Pick out the lines containing "которое".

**********

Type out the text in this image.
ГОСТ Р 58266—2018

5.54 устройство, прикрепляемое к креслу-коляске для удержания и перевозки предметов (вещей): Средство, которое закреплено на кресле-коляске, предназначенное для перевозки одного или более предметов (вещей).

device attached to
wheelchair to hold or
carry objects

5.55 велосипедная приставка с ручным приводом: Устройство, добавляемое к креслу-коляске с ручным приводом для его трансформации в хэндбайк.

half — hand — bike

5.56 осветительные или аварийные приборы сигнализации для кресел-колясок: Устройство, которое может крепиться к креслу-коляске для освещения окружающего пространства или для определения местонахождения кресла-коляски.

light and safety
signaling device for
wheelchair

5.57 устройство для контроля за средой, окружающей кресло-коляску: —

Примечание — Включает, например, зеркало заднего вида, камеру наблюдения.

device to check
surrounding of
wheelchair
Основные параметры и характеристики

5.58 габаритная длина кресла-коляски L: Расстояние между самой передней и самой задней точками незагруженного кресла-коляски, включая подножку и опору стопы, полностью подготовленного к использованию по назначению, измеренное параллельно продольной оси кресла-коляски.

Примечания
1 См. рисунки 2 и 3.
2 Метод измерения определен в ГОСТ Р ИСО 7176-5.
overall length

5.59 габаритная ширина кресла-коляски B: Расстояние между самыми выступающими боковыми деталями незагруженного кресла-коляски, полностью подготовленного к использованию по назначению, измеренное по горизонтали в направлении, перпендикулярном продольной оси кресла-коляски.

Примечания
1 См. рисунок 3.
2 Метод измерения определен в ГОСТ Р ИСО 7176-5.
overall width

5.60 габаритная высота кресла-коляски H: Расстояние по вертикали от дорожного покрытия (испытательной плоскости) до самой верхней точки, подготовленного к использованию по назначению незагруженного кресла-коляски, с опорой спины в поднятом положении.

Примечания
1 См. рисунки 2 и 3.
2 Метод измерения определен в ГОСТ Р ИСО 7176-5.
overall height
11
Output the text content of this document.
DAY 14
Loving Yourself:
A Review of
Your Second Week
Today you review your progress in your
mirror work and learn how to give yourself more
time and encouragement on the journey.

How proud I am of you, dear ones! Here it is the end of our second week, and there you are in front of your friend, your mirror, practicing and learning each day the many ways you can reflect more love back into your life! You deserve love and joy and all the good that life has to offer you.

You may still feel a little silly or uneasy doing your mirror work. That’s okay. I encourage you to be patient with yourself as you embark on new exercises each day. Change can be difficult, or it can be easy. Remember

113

**********

Result of the exercise:
5.54 устройство, прикрепляемое к креслу-коляске для удержания и перевозки предметов (вещей): Средство, которое закреплено на кресле-коляске, предназначенное для перевозки одного или более предметов (вещей).
5.56 осветительные или аварийные приборы сигнализации для кресел-колясок: Устройство, которое может крепиться к креслу-коляске для освещения окружающего пространства или для определения местонахождения кресла-коляски.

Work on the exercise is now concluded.